● **Task**
Exactly reproduce all the records, keeping pictures out of the copy.

● **Records for the exercise**
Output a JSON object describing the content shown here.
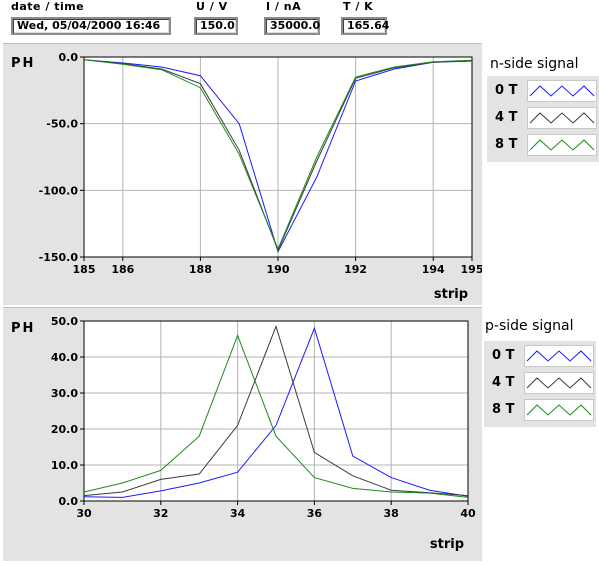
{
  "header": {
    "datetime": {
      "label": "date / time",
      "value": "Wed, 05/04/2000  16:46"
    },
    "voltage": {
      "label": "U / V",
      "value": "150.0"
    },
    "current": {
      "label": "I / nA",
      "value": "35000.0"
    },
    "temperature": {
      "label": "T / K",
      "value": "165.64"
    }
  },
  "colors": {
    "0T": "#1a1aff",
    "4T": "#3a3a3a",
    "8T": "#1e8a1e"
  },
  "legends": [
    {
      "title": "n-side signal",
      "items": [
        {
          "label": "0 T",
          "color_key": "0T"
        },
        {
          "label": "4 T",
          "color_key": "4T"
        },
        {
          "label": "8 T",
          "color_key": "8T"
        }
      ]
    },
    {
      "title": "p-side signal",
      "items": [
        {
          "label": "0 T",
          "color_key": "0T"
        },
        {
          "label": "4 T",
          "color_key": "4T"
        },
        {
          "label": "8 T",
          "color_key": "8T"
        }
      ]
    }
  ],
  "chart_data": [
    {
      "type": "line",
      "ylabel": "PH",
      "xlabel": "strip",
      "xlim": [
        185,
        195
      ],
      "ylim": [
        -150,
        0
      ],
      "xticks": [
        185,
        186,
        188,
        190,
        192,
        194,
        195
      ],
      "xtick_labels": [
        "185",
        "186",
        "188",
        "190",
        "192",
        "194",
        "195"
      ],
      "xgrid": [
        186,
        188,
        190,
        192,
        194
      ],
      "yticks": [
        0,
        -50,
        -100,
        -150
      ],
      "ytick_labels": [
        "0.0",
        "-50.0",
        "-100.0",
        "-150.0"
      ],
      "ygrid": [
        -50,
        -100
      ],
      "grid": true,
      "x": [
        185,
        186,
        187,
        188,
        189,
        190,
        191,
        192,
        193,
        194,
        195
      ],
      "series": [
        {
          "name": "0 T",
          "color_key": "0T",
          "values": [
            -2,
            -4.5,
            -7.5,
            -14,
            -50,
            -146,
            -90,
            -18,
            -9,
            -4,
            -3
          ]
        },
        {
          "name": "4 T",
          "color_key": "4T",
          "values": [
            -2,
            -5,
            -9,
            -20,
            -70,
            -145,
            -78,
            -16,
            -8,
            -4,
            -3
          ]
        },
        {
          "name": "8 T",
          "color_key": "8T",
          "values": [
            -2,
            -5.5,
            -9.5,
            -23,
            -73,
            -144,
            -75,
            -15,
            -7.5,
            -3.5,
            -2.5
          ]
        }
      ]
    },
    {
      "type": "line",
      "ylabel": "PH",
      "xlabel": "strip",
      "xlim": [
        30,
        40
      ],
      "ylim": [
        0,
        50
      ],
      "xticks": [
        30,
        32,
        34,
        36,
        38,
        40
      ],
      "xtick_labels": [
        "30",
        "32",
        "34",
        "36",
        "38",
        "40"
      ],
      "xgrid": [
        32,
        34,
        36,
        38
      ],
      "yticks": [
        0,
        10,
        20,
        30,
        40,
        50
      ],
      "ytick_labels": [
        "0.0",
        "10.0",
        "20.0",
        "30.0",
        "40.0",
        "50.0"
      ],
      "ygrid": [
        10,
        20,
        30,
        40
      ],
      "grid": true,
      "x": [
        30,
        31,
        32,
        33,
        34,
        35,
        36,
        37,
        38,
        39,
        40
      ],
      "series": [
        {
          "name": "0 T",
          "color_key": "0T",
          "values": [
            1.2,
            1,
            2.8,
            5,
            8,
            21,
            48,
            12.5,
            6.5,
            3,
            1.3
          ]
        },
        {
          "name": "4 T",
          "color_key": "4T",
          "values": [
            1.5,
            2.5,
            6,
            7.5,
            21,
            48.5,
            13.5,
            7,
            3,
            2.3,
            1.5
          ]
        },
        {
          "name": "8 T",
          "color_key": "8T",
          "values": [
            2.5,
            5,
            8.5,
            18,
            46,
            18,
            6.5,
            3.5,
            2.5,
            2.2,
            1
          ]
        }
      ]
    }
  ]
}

● **Task result**
Output a JSON object describing the content shown here.
{
  "header": {
    "datetime": {
      "label": "date / time",
      "value": "Wed, 05/04/2000  16:46"
    },
    "voltage": {
      "label": "U / V",
      "value": "150.0"
    },
    "current": {
      "label": "I / nA",
      "value": "35000.0"
    },
    "temperature": {
      "label": "T / K",
      "value": "165.64"
    }
  },
  "colors": {
    "0T": "#1a1aff",
    "4T": "#3a3a3a",
    "8T": "#1e8a1e"
  },
  "legends": [
    {
      "title": "n-side signal",
      "items": [
        {
          "label": "0 T",
          "color_key": "0T"
        },
        {
          "label": "4 T",
          "color_key": "4T"
        },
        {
          "label": "8 T",
          "color_key": "8T"
        }
      ]
    },
    {
      "title": "p-side signal",
      "items": [
        {
          "label": "0 T",
          "color_key": "0T"
        },
        {
          "label": "4 T",
          "color_key": "4T"
        },
        {
          "label": "8 T",
          "color_key": "8T"
        }
      ]
    }
  ],
  "chart_data": [
    {
      "type": "line",
      "ylabel": "PH",
      "xlabel": "strip",
      "xlim": [
        185,
        195
      ],
      "ylim": [
        -150,
        0
      ],
      "xticks": [
        185,
        186,
        188,
        190,
        192,
        194,
        195
      ],
      "xtick_labels": [
        "185",
        "186",
        "188",
        "190",
        "192",
        "194",
        "195"
      ],
      "xgrid": [
        186,
        188,
        190,
        192,
        194
      ],
      "yticks": [
        0,
        -50,
        -100,
        -150
      ],
      "ytick_labels": [
        "0.0",
        "-50.0",
        "-100.0",
        "-150.0"
      ],
      "ygrid": [
        -50,
        -100
      ],
      "grid": true,
      "x": [
        185,
        186,
        187,
        188,
        189,
        190,
        191,
        192,
        193,
        194,
        195
      ],
      "series": [
        {
          "name": "0 T",
          "color_key": "0T",
          "values": [
            -2,
            -4.5,
            -7.5,
            -14,
            -50,
            -146,
            -90,
            -18,
            -9,
            -4,
            -3
          ]
        },
        {
          "name": "4 T",
          "color_key": "4T",
          "values": [
            -2,
            -5,
            -9,
            -20,
            -70,
            -145,
            -78,
            -16,
            -8,
            -4,
            -3
          ]
        },
        {
          "name": "8 T",
          "color_key": "8T",
          "values": [
            -2,
            -5.5,
            -9.5,
            -23,
            -73,
            -144,
            -75,
            -15,
            -7.5,
            -3.5,
            -2.5
          ]
        }
      ]
    },
    {
      "type": "line",
      "ylabel": "PH",
      "xlabel": "strip",
      "xlim": [
        30,
        40
      ],
      "ylim": [
        0,
        50
      ],
      "xticks": [
        30,
        32,
        34,
        36,
        38,
        40
      ],
      "xtick_labels": [
        "30",
        "32",
        "34",
        "36",
        "38",
        "40"
      ],
      "xgrid": [
        32,
        34,
        36,
        38
      ],
      "yticks": [
        0,
        10,
        20,
        30,
        40,
        50
      ],
      "ytick_labels": [
        "0.0",
        "10.0",
        "20.0",
        "30.0",
        "40.0",
        "50.0"
      ],
      "ygrid": [
        10,
        20,
        30,
        40
      ],
      "grid": true,
      "x": [
        30,
        31,
        32,
        33,
        34,
        35,
        36,
        37,
        38,
        39,
        40
      ],
      "series": [
        {
          "name": "0 T",
          "color_key": "0T",
          "values": [
            1.2,
            1,
            2.8,
            5,
            8,
            21,
            48,
            12.5,
            6.5,
            3,
            1.3
          ]
        },
        {
          "name": "4 T",
          "color_key": "4T",
          "values": [
            1.5,
            2.5,
            6,
            7.5,
            21,
            48.5,
            13.5,
            7,
            3,
            2.3,
            1.5
          ]
        },
        {
          "name": "8 T",
          "color_key": "8T",
          "values": [
            2.5,
            5,
            8.5,
            18,
            46,
            18,
            6.5,
            3.5,
            2.5,
            2.2,
            1
          ]
        }
      ]
    }
  ]
}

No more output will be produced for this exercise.